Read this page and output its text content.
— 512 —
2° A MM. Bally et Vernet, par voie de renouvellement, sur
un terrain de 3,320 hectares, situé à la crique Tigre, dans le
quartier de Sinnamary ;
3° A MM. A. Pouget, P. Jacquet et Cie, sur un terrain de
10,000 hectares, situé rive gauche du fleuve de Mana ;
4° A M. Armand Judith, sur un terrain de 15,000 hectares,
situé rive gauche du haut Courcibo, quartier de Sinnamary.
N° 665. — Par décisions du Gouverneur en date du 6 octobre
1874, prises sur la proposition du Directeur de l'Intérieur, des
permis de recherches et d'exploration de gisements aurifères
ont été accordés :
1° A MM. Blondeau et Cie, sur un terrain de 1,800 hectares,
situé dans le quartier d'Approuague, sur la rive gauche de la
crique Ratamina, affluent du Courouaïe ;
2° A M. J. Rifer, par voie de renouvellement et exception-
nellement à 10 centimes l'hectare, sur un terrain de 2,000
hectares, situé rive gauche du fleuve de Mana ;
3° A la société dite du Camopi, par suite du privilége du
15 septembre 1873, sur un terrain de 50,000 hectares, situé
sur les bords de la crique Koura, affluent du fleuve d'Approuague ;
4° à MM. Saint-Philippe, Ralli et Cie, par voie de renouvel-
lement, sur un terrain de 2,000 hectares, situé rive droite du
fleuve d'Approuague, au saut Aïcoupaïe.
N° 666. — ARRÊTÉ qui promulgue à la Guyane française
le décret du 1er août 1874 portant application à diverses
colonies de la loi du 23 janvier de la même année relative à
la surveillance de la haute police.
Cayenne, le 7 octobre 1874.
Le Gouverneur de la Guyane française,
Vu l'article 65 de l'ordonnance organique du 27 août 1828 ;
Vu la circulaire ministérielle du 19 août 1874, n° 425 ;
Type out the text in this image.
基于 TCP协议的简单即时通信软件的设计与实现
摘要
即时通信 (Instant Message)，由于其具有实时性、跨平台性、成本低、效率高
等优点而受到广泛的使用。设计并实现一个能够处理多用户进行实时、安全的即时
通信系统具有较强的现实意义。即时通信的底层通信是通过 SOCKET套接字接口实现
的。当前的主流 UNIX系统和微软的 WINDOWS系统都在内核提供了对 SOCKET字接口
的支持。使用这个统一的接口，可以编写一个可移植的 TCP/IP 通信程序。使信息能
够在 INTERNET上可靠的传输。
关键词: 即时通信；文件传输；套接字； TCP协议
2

───

EXERCISE PROMPT: All lines from the one containing "Type out the text in this image." through the final line of the listing above are to be reproduced exactly; include both and add nothing.

RESULT:
Type out the text in this image.
基于 TCP协议的简单即时通信软件的设计与实现
摘要
即时通信 (Instant Message)，由于其具有实时性、跨平台性、成本低、效率高
等优点而受到广泛的使用。设计并实现一个能够处理多用户进行实时、安全的即时
通信系统具有较强的现实意义。即时通信的底层通信是通过 SOCKET套接字接口实现
的。当前的主流 UNIX系统和微软的 WINDOWS系统都在内核提供了对 SOCKET字接口
的支持。使用这个统一的接口，可以编写一个可移植的 TCP/IP 通信程序。使信息能
够在 INTERNET上可靠的传输。
关键词: 即时通信；文件传输；套接字； TCP协议
2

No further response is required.